___ Records

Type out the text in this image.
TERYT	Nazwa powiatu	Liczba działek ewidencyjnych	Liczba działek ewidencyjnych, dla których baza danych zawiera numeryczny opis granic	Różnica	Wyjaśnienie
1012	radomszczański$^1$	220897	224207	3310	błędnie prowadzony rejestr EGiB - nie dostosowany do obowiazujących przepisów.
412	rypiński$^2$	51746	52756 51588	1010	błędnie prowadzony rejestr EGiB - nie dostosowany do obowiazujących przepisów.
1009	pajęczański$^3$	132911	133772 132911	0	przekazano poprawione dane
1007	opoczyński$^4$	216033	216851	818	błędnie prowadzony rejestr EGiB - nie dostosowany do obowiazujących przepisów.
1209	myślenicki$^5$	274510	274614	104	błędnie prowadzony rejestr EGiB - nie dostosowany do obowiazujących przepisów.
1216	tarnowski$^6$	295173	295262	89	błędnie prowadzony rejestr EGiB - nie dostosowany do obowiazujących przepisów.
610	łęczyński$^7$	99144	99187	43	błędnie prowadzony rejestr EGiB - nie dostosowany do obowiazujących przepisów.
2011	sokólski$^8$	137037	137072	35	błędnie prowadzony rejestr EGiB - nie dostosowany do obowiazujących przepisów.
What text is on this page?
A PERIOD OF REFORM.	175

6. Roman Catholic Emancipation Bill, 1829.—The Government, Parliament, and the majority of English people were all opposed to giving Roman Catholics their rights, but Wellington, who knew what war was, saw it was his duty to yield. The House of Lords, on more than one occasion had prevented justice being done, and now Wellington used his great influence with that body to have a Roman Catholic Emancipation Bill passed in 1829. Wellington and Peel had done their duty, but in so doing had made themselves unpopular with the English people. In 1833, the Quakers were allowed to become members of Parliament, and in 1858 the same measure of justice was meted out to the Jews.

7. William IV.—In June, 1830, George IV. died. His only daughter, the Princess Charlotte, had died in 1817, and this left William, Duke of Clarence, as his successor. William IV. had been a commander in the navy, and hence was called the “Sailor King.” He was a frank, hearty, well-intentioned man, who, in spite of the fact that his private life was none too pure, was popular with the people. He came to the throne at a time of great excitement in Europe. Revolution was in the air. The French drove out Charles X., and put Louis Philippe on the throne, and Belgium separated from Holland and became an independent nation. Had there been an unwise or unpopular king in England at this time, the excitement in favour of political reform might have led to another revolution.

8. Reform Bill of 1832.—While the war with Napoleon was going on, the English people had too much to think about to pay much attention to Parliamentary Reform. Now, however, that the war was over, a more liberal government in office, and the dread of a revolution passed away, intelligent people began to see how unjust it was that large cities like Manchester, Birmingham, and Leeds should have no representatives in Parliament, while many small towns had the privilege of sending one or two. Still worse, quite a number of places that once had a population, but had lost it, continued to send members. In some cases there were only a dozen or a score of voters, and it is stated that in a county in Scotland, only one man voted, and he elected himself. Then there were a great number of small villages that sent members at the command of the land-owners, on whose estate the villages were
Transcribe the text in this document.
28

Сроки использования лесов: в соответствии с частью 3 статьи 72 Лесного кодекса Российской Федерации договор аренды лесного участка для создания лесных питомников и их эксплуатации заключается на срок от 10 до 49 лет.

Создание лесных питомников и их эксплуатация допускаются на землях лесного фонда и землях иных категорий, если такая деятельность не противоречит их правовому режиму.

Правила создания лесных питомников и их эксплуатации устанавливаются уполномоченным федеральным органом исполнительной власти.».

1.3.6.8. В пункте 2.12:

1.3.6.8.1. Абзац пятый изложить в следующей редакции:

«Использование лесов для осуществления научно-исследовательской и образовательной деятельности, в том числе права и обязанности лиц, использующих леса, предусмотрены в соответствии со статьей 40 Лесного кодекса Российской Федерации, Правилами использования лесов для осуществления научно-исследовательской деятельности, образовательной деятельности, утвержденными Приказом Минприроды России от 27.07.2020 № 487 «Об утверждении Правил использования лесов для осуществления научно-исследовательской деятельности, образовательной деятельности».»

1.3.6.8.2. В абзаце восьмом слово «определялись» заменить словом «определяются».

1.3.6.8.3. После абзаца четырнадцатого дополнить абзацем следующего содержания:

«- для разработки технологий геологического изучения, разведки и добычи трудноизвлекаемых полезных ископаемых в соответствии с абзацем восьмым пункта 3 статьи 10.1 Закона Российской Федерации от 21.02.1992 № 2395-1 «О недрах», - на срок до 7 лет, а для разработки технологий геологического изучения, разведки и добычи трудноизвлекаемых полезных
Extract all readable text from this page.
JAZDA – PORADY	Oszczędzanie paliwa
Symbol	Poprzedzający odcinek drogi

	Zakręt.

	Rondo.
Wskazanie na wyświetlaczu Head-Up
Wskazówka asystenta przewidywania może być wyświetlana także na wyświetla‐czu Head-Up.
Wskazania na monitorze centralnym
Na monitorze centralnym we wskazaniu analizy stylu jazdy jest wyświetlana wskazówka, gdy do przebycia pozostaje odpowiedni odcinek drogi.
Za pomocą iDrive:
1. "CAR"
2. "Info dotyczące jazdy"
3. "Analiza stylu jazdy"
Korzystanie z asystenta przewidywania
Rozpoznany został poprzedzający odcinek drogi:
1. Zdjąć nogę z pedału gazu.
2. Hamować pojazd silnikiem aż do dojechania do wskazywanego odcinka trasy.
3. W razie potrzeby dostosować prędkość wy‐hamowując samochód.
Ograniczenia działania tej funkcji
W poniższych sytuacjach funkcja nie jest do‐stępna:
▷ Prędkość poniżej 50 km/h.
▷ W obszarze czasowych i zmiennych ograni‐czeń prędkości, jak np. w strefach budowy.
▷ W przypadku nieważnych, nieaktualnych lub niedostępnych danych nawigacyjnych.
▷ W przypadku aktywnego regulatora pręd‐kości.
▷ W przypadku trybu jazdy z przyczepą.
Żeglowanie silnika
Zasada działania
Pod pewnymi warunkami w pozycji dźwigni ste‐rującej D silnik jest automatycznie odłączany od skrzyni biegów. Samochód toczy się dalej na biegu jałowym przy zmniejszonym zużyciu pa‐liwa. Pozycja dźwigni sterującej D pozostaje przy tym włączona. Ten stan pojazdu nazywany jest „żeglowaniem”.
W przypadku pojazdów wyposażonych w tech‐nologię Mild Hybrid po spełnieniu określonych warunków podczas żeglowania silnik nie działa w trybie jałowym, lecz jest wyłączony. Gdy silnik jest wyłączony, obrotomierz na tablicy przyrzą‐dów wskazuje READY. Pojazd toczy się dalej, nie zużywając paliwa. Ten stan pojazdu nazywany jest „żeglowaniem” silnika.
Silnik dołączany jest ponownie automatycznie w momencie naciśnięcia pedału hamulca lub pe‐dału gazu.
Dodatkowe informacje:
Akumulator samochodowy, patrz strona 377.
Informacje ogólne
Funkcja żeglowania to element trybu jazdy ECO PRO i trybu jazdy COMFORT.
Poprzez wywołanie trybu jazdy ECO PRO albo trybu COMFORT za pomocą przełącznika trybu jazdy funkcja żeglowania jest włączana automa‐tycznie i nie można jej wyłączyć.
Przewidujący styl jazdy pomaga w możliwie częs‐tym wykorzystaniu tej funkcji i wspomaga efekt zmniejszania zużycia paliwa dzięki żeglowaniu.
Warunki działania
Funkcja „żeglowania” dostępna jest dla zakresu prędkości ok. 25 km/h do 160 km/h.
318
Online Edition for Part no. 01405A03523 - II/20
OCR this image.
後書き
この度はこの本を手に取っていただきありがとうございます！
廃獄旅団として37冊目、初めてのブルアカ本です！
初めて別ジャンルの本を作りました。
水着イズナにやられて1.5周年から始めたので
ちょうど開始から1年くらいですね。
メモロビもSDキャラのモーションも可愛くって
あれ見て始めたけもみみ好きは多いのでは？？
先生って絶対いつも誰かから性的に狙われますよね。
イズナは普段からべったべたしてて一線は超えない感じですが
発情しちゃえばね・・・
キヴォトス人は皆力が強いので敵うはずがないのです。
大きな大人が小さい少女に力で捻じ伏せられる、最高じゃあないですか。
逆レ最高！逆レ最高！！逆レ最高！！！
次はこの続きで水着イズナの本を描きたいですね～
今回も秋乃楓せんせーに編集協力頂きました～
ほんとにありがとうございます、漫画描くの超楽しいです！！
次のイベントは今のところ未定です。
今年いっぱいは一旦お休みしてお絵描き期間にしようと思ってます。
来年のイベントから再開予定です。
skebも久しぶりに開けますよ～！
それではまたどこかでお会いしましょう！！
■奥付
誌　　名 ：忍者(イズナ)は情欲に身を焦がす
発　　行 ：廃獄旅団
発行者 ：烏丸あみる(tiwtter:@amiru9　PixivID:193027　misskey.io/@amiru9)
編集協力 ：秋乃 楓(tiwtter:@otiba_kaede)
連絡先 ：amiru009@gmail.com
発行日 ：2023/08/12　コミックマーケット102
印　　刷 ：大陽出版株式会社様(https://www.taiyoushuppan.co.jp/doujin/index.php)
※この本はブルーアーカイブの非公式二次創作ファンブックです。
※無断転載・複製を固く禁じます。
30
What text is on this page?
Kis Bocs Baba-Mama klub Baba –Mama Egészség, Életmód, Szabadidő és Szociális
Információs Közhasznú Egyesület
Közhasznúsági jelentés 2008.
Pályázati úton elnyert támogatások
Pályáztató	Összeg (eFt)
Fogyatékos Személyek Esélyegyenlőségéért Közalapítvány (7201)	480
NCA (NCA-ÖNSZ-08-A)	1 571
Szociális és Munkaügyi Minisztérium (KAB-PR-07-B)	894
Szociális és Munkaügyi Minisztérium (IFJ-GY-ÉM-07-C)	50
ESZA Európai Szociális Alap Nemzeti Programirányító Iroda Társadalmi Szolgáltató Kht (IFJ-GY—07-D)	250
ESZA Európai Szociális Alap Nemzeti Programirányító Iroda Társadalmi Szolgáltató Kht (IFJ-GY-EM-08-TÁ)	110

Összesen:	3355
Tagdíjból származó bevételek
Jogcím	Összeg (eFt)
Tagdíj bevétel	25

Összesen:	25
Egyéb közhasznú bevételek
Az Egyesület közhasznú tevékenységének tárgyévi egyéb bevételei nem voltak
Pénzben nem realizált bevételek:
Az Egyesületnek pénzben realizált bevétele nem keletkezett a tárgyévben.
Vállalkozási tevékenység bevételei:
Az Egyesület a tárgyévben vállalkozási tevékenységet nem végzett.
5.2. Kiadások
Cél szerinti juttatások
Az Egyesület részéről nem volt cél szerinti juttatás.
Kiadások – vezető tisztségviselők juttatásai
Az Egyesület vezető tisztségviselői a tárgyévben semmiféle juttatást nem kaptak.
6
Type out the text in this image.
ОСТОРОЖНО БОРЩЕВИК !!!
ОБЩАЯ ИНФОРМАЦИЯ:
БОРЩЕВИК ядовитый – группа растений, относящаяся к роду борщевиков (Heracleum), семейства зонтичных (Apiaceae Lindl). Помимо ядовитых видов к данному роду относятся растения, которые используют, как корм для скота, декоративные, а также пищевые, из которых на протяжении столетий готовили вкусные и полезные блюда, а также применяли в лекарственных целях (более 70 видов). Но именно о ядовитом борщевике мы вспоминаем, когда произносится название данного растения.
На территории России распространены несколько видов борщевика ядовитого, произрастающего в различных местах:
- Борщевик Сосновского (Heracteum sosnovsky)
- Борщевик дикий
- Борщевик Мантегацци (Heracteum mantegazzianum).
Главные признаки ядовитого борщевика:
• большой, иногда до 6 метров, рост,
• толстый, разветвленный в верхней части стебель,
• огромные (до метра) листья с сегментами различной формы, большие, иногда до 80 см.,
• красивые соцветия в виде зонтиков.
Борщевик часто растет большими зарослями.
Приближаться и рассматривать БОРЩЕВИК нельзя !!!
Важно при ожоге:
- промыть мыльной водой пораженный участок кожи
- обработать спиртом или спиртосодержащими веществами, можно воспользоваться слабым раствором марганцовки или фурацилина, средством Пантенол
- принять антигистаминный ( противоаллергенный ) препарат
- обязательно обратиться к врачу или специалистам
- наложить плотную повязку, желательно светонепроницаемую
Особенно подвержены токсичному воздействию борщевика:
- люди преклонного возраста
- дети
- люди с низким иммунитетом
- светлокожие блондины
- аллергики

______

# Goal:
Find every line in the records above that contains the word "COMFORT", and copy each one.

# In response:
Funkcja żeglowania to element trybu jazdy ECO PRO i trybu jazdy COMFORT.
Poprzez wywołanie trybu jazdy ECO PRO albo trybu COMFORT za pomocą przełącznika trybu jazdy funkcja żeglowania jest włączana automa‐tycznie i nie można jej wyłączyć.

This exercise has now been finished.